* begin Input *

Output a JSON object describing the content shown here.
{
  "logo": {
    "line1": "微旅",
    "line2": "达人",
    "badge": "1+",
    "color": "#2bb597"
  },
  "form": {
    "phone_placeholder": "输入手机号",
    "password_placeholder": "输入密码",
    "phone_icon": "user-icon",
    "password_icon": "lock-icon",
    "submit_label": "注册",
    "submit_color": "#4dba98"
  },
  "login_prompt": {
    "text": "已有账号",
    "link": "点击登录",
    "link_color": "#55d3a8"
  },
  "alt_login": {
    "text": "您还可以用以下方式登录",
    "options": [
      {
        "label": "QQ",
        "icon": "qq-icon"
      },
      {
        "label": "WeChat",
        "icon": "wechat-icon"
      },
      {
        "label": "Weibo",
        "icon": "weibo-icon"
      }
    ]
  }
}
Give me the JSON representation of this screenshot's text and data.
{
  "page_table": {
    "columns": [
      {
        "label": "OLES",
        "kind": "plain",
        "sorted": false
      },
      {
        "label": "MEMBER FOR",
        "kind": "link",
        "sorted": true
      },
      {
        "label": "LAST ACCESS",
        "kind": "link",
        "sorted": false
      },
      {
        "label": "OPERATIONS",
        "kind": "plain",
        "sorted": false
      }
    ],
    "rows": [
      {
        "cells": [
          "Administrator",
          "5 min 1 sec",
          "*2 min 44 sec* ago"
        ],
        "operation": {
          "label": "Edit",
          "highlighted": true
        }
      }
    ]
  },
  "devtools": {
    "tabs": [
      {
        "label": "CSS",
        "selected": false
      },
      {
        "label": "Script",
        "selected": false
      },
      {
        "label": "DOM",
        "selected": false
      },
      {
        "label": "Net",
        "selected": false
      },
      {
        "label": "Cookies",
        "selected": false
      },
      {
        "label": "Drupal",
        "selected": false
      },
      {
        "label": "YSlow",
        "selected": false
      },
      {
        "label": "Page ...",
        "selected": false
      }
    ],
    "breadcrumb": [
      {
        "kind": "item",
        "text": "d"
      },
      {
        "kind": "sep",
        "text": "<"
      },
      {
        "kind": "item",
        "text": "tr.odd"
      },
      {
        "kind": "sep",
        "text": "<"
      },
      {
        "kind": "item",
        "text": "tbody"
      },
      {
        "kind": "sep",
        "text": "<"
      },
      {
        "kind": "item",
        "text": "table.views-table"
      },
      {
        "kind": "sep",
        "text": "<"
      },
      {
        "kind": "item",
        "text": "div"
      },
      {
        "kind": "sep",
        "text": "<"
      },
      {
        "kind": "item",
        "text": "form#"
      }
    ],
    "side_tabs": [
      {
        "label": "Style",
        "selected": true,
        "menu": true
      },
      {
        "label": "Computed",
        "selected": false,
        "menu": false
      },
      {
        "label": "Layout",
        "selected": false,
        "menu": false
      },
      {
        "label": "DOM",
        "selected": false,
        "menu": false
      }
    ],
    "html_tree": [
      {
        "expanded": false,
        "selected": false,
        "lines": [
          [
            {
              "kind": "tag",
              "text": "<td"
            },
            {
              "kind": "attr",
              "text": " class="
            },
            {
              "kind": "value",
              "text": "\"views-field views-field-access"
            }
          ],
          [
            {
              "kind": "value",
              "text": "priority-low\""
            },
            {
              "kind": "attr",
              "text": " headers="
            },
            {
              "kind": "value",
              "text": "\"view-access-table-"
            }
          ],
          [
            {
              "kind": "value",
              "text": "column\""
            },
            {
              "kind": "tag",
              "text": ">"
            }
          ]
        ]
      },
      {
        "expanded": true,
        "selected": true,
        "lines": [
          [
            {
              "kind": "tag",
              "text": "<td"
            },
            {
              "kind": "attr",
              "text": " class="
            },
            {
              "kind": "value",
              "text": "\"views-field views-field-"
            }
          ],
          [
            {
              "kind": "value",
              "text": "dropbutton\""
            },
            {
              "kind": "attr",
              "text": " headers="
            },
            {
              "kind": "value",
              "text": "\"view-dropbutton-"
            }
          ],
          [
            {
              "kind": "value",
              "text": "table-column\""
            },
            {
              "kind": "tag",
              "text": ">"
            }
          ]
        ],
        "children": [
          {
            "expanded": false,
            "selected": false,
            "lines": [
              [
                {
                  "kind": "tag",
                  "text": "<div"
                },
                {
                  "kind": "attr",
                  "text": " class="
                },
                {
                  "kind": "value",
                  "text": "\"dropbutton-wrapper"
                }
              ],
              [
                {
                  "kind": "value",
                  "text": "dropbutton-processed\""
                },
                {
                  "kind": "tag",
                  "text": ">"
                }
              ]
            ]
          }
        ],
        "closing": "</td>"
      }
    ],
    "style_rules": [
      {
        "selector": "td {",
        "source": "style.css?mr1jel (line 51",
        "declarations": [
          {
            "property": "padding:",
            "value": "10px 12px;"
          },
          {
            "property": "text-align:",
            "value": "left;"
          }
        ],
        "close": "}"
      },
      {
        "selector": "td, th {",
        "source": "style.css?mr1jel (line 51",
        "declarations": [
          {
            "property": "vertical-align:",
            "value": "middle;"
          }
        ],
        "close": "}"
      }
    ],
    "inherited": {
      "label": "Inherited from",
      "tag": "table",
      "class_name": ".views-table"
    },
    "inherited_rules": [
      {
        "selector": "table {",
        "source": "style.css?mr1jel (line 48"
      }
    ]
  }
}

* end Input *

What you are asked to do -> Reproduce each record exactly as it appears.

Task solution ->
Output a JSON object describing the content shown here.
{
  "logo": {
    "line1": "微旅",
    "line2": "达人",
    "badge": "1+",
    "color": "#2bb597"
  },
  "form": {
    "phone_placeholder": "输入手机号",
    "password_placeholder": "输入密码",
    "phone_icon": "user-icon",
    "password_icon": "lock-icon",
    "submit_label": "注册",
    "submit_color": "#4dba98"
  },
  "login_prompt": {
    "text": "已有账号",
    "link": "点击登录",
    "link_color": "#55d3a8"
  },
  "alt_login": {
    "text": "您还可以用以下方式登录",
    "options": [
      {
        "label": "QQ",
        "icon": "qq-icon"
      },
      {
        "label": "WeChat",
        "icon": "wechat-icon"
      },
      {
        "label": "Weibo",
        "icon": "weibo-icon"
      }
    ]
  }
}
Give me the JSON representation of this screenshot's text and data.
{
  "page_table": {
    "columns": [
      {
        "label": "OLES",
        "kind": "plain",
        "sorted": false
      },
      {
        "label": "MEMBER FOR",
        "kind": "link",
        "sorted": true
      },
      {
        "label": "LAST ACCESS",
        "kind": "link",
        "sorted": false
      },
      {
        "label": "OPERATIONS",
        "kind": "plain",
        "sorted": false
      }
    ],
    "rows": [
      {
        "cells": [
          "Administrator",
          "5 min 1 sec",
          "*2 min 44 sec* ago"
        ],
        "operation": {
          "label": "Edit",
          "highlighted": true
        }
      }
    ]
  },
  "devtools": {
    "tabs": [
      {
        "label": "CSS",
        "selected": false
      },
      {
        "label": "Script",
        "selected": false
      },
      {
        "label": "DOM",
        "selected": false
      },
      {
        "label": "Net",
        "selected": false
      },
      {
        "label": "Cookies",
        "selected": false
      },
      {
        "label": "Drupal",
        "selected": false
      },
      {
        "label": "YSlow",
        "selected": false
      },
      {
        "label": "Page ...",
        "selected": false
      }
    ],
    "breadcrumb": [
      {
        "kind": "item",
        "text": "d"
      },
      {
        "kind": "sep",
        "text": "<"
      },
      {
        "kind": "item",
        "text": "tr.odd"
      },
      {
        "kind": "sep",
        "text": "<"
      },
      {
        "kind": "item",
        "text": "tbody"
      },
      {
        "kind": "sep",
        "text": "<"
      },
      {
        "kind": "item",
        "text": "table.views-table"
      },
      {
        "kind": "sep",
        "text": "<"
      },
      {
        "kind": "item",
        "text": "div"
      },
      {
        "kind": "sep",
        "text": "<"
      },
      {
        "kind": "item",
        "text": "form#"
      }
    ],
    "side_tabs": [
      {
        "label": "Style",
        "selected": true,
        "menu": true
      },
      {
        "label": "Computed",
        "selected": false,
        "menu": false
      },
      {
        "label": "Layout",
        "selected": false,
        "menu": false
      },
      {
        "label": "DOM",
        "selected": false,
        "menu": false
      }
    ],
    "html_tree": [
      {
        "expanded": false,
        "selected": false,
        "lines": [
          [
            {
              "kind": "tag",
              "text": "<td"
            },
            {
              "kind": "attr",
              "text": " class="
            },
            {
              "kind": "value",
              "text": "\"views-field views-field-access"
            }
          ],
          [
            {
              "kind": "value",
              "text": "priority-low\""
            },
            {
              "kind": "attr",
              "text": " headers="
            },
            {
              "kind": "value",
              "text": "\"view-access-table-"
            }
          ],
          [
            {
              "kind": "value",
              "text": "column\""
            },
            {
              "kind": "tag",
              "text": ">"
            }
          ]
        ]
      },
      {
        "expanded": true,
        "selected": true,
        "lines": [
          [
            {
              "kind": "tag",
              "text": "<td"
            },
            {
              "kind": "attr",
              "text": " class="
            },
            {
              "kind": "value",
              "text": "\"views-field views-field-"
            }
          ],
          [
            {
              "kind": "value",
              "text": "dropbutton\""
            },
            {
              "kind": "attr",
              "text": " headers="
            },
            {
              "kind": "value",
              "text": "\"view-dropbutton-"
            }
          ],
          [
            {
              "kind": "value",
              "text": "table-column\""
            },
            {
              "kind": "tag",
              "text": ">"
            }
          ]
        ],
        "children": [
          {
            "expanded": false,
            "selected": false,
            "lines": [
              [
                {
                  "kind": "tag",
                  "text": "<div"
                },
                {
                  "kind": "attr",
                  "text": " class="
                },
                {
                  "kind": "value",
                  "text": "\"dropbutton-wrapper"
                }
              ],
              [
                {
                  "kind": "value",
                  "text": "dropbutton-processed\""
                },
                {
                  "kind": "tag",
                  "text": ">"
                }
              ]
            ]
          }
        ],
        "closing": "</td>"
      }
    ],
    "style_rules": [
      {
        "selector": "td {",
        "source": "style.css?mr1jel (line 51",
        "declarations": [
          {
            "property": "padding:",
            "value": "10px 12px;"
          },
          {
            "property": "text-align:",
            "value": "left;"
          }
        ],
        "close": "}"
      },
      {
        "selector": "td, th {",
        "source": "style.css?mr1jel (line 51",
        "declarations": [
          {
            "property": "vertical-align:",
            "value": "middle;"
          }
        ],
        "close": "}"
      }
    ],
    "inherited": {
      "label": "Inherited from",
      "tag": "table",
      "class_name": ".views-table"
    },
    "inherited_rules": [
      {
        "selector": "table {",
        "source": "style.css?mr1jel (line 48"
      }
    ]
  }
}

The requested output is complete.